- _Extracted data_

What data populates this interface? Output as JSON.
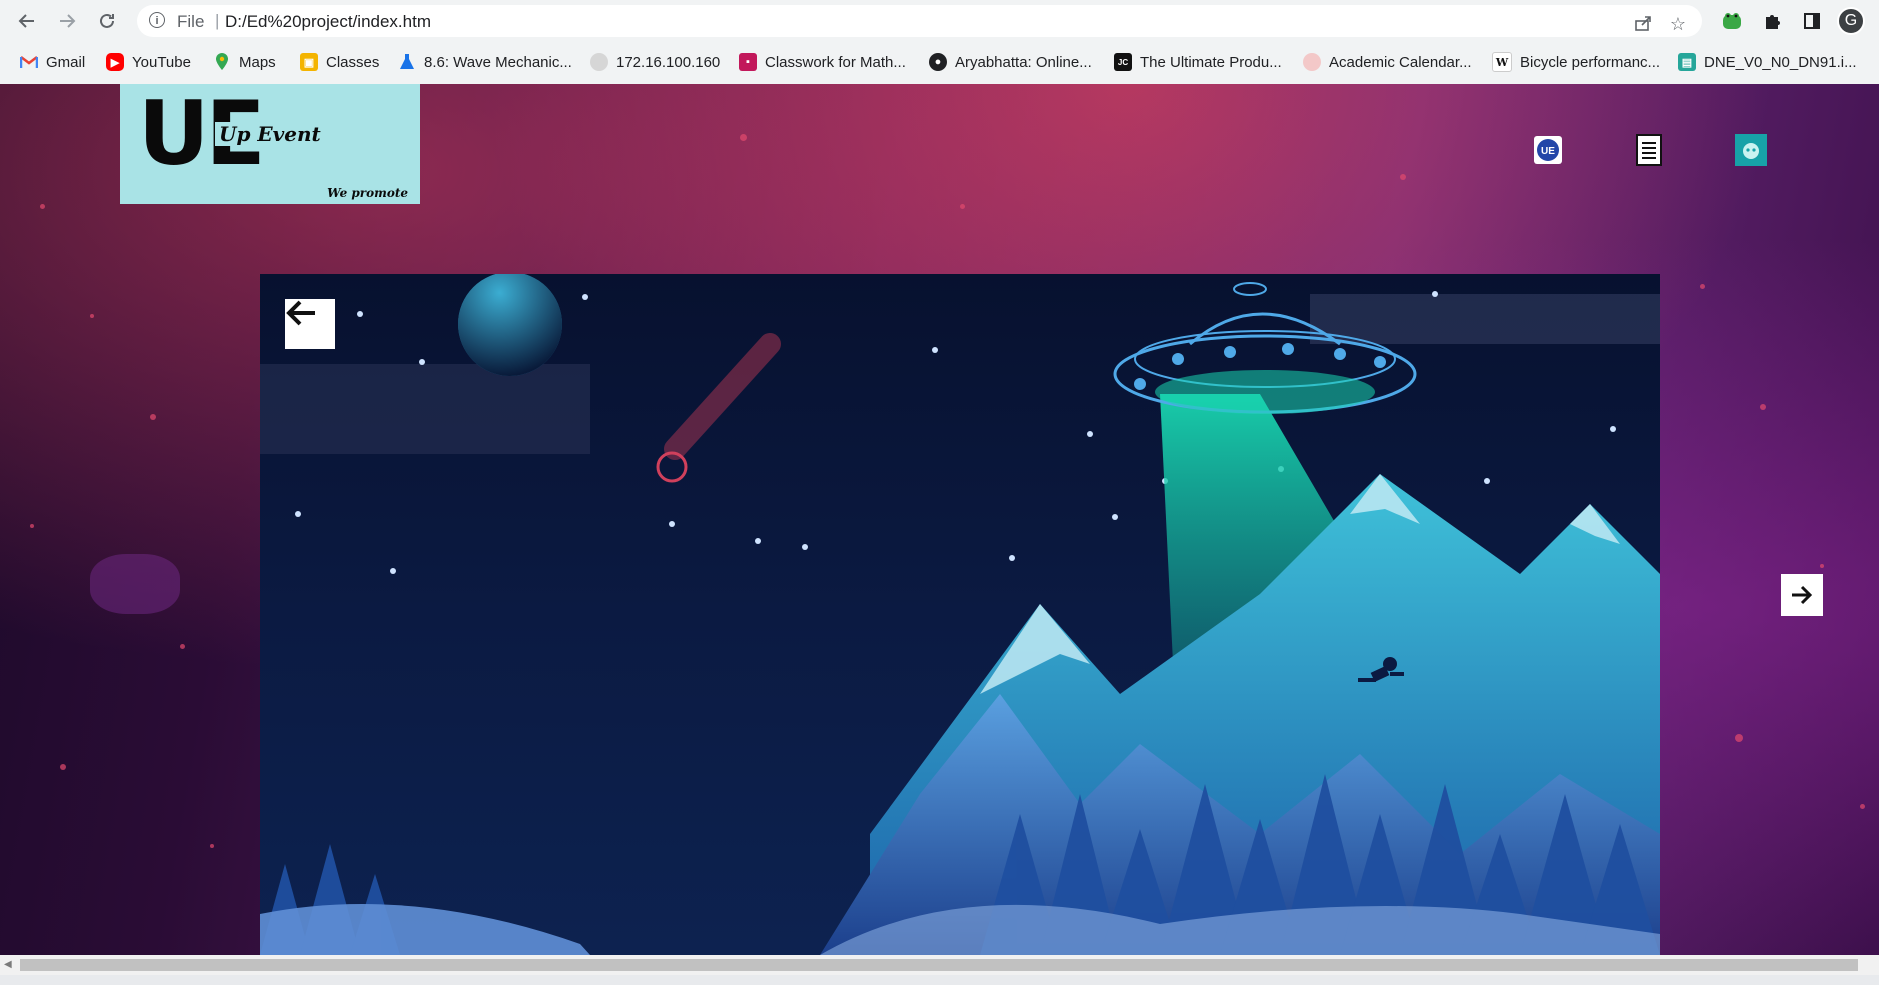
{
  "browser": {
    "url_scheme": "File",
    "url": "D:/Ed%20project/index.htm",
    "profile_initial": "G",
    "nav_icons": [
      "back-arrow-icon",
      "forward-arrow-icon",
      "reload-icon"
    ],
    "omnibox_icons": [
      "info-icon",
      "share-icon",
      "star-icon"
    ],
    "extension_icons": [
      "frog-extension-icon",
      "puzzle-extension-icon",
      "side-panel-icon"
    ]
  },
  "bookmarks": [
    {
      "label": "Gmail",
      "icon": "gmail-icon",
      "color": "#ea4335"
    },
    {
      "label": "YouTube",
      "icon": "youtube-icon",
      "color": "#ff0000"
    },
    {
      "label": "Maps",
      "icon": "maps-icon",
      "color": "#34a853"
    },
    {
      "label": "Classes",
      "icon": "classroom-icon",
      "color": "#f4b400"
    },
    {
      "label": "8.6: Wave Mechanic...",
      "icon": "flask-icon",
      "color": "#1a73e8"
    },
    {
      "label": "172.16.100.160",
      "icon": "seal-icon",
      "color": "#b0b0b0"
    },
    {
      "label": "Classwork for Math...",
      "icon": "classwork-icon",
      "color": "#c2185b"
    },
    {
      "label": "Aryabhatta: Online...",
      "icon": "globe-icon",
      "color": "#202124"
    },
    {
      "label": "The Ultimate Produ...",
      "icon": "jc-icon",
      "color": "#111111"
    },
    {
      "label": "Academic Calendar...",
      "icon": "calendar-seal-icon",
      "color": "#e8a0a0"
    },
    {
      "label": "Bicycle performanc...",
      "icon": "wikipedia-icon",
      "color": "#ffffff"
    },
    {
      "label": "DNE_V0_N0_DN91.i...",
      "icon": "document-icon",
      "color": "#26a69a"
    }
  ],
  "site": {
    "logo_letters": "UE",
    "logo_name": "Up Event",
    "logo_tagline": "We promote",
    "logo_bg": "#a9e3e6",
    "header_icons": [
      "ue-badge-icon",
      "document-list-icon",
      "robot-icon"
    ]
  },
  "carousel": {
    "prev_icon": "arrow-left-icon",
    "next_icon": "arrow-right-icon",
    "slide_description_icon": "ufo-mountain-illustration"
  }
}
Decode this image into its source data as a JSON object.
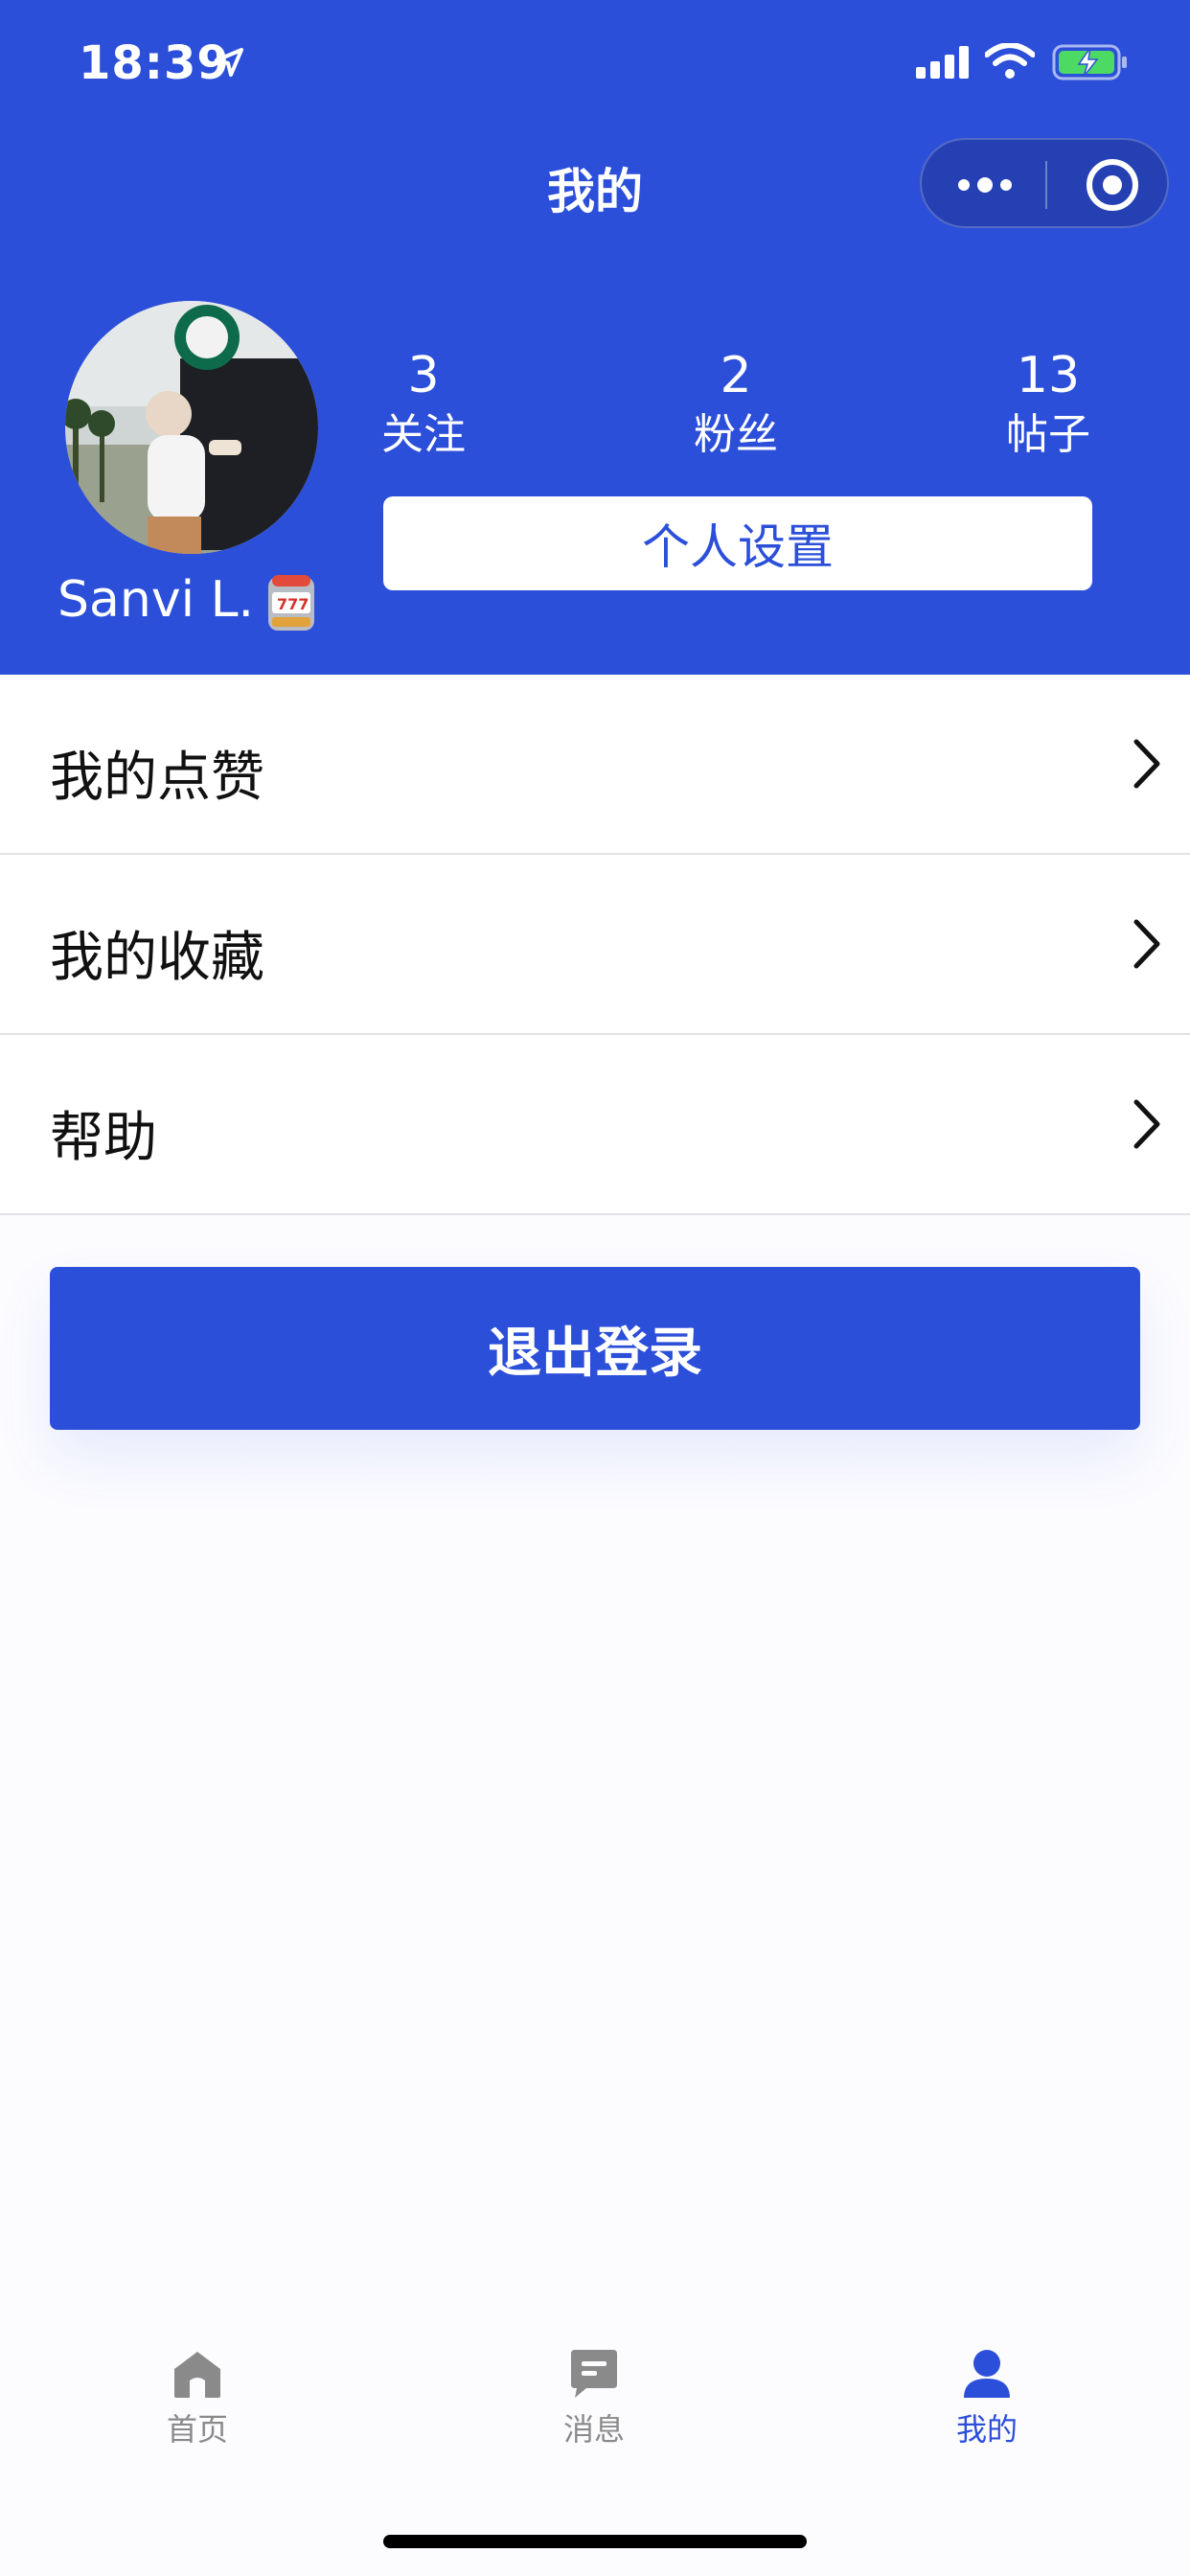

- _Written task_
Your task is to copy the entries in full and exactly, without any images.

- _Written response_
What data populates this interface? Output as JSON.
{
  "browser": {
    "url_scheme": "File",
    "url": "D:/Ed%20project/index.htm",
    "profile_initial": "G",
    "nav_icons": [
      "back-arrow-icon",
      "forward-arrow-icon",
      "reload-icon"
    ],
    "omnibox_icons": [
      "info-icon",
      "share-icon",
      "star-icon"
    ],
    "extension_icons": [
      "frog-extension-icon",
      "puzzle-extension-icon",
      "side-panel-icon"
    ]
  },
  "bookmarks": [
    {
      "label": "Gmail",
      "icon": "gmail-icon",
      "color": "#ea4335"
    },
    {
      "label": "YouTube",
      "icon": "youtube-icon",
      "color": "#ff0000"
    },
    {
      "label": "Maps",
      "icon": "maps-icon",
      "color": "#34a853"
    },
    {
      "label": "Classes",
      "icon": "classroom-icon",
      "color": "#f4b400"
    },
    {
      "label": "8.6: Wave Mechanic...",
      "icon": "flask-icon",
      "color": "#1a73e8"
    },
    {
      "label": "172.16.100.160",
      "icon": "seal-icon",
      "color": "#b0b0b0"
    },
    {
      "label": "Classwork for Math...",
      "icon": "classwork-icon",
      "color": "#c2185b"
    },
    {
      "label": "Aryabhatta: Online...",
      "icon": "globe-icon",
      "color": "#202124"
    },
    {
      "label": "The Ultimate Produ...",
      "icon": "jc-icon",
      "color": "#111111"
    },
    {
      "label": "Academic Calendar...",
      "icon": "calendar-seal-icon",
      "color": "#e8a0a0"
    },
    {
      "label": "Bicycle performanc...",
      "icon": "wikipedia-icon",
      "color": "#ffffff"
    },
    {
      "label": "DNE_V0_N0_DN91.i...",
      "icon": "document-icon",
      "color": "#26a69a"
    }
  ],
  "site": {
    "logo_letters": "UE",
    "logo_name": "Up Event",
    "logo_tagline": "We promote",
    "logo_bg": "#a9e3e6",
    "header_icons": [
      "ue-badge-icon",
      "document-list-icon",
      "robot-icon"
    ]
  },
  "carousel": {
    "prev_icon": "arrow-left-icon",
    "next_icon": "arrow-right-icon",
    "slide_description_icon": "ufo-mountain-illustration"
  }
}
Decode this image into its source data as a JSON object.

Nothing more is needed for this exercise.